## Written request
All of the material below is to be repeated exactly.

╭─ Supplied data

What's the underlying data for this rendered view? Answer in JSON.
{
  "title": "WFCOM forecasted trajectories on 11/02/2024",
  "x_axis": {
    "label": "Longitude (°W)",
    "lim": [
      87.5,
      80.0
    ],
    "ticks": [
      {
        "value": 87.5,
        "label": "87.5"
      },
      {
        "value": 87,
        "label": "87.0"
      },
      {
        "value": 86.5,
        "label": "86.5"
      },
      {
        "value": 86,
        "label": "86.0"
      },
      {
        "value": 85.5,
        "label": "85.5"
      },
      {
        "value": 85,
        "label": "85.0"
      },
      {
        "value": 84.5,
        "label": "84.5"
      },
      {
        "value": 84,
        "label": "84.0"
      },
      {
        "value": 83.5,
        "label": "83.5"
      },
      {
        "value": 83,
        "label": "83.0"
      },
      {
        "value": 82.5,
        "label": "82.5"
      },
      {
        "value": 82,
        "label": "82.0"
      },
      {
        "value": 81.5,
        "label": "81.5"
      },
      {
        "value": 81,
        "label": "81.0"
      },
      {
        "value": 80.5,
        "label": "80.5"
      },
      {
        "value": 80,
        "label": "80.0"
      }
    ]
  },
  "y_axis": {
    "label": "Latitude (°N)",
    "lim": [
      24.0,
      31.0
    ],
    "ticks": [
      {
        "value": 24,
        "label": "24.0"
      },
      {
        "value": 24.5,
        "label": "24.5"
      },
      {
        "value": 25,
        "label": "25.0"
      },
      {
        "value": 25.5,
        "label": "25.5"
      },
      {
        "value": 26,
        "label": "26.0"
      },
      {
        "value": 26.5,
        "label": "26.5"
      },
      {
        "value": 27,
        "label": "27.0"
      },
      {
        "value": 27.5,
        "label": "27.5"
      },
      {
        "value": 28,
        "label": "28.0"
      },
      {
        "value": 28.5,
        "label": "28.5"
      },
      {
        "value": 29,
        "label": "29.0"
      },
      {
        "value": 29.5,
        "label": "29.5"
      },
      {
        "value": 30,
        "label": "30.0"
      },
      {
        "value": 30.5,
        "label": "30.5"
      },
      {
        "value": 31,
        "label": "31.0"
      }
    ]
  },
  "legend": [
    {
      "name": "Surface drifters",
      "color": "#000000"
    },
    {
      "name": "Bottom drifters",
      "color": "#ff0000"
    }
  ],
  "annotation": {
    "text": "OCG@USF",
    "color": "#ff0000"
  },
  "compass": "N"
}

╰─

## Final result
What's the underlying data for this rendered view? Answer in JSON.
{
  "title": "WFCOM forecasted trajectories on 11/02/2024",
  "x_axis": {
    "label": "Longitude (°W)",
    "lim": [
      87.5,
      80.0
    ],
    "ticks": [
      {
        "value": 87.5,
        "label": "87.5"
      },
      {
        "value": 87,
        "label": "87.0"
      },
      {
        "value": 86.5,
        "label": "86.5"
      },
      {
        "value": 86,
        "label": "86.0"
      },
      {
        "value": 85.5,
        "label": "85.5"
      },
      {
        "value": 85,
        "label": "85.0"
      },
      {
        "value": 84.5,
        "label": "84.5"
      },
      {
        "value": 84,
        "label": "84.0"
      },
      {
        "value": 83.5,
        "label": "83.5"
      },
      {
        "value": 83,
        "label": "83.0"
      },
      {
        "value": 82.5,
        "label": "82.5"
      },
      {
        "value": 82,
        "label": "82.0"
      },
      {
        "value": 81.5,
        "label": "81.5"
      },
      {
        "value": 81,
        "label": "81.0"
      },
      {
        "value": 80.5,
        "label": "80.5"
      },
      {
        "value": 80,
        "label": "80.0"
      }
    ]
  },
  "y_axis": {
    "label": "Latitude (°N)",
    "lim": [
      24.0,
      31.0
    ],
    "ticks": [
      {
        "value": 24,
        "label": "24.0"
      },
      {
        "value": 24.5,
        "label": "24.5"
      },
      {
        "value": 25,
        "label": "25.0"
      },
      {
        "value": 25.5,
        "label": "25.5"
      },
      {
        "value": 26,
        "label": "26.0"
      },
      {
        "value": 26.5,
        "label": "26.5"
      },
      {
        "value": 27,
        "label": "27.0"
      },
      {
        "value": 27.5,
        "label": "27.5"
      },
      {
        "value": 28,
        "label": "28.0"
      },
      {
        "value": 28.5,
        "label": "28.5"
      },
      {
        "value": 29,
        "label": "29.0"
      },
      {
        "value": 29.5,
        "label": "29.5"
      },
      {
        "value": 30,
        "label": "30.0"
      },
      {
        "value": 30.5,
        "label": "30.5"
      },
      {
        "value": 31,
        "label": "31.0"
      }
    ]
  },
  "legend": [
    {
      "name": "Surface drifters",
      "color": "#000000"
    },
    {
      "name": "Bottom drifters",
      "color": "#ff0000"
    }
  ],
  "annotation": {
    "text": "OCG@USF",
    "color": "#ff0000"
  },
  "compass": "N"
}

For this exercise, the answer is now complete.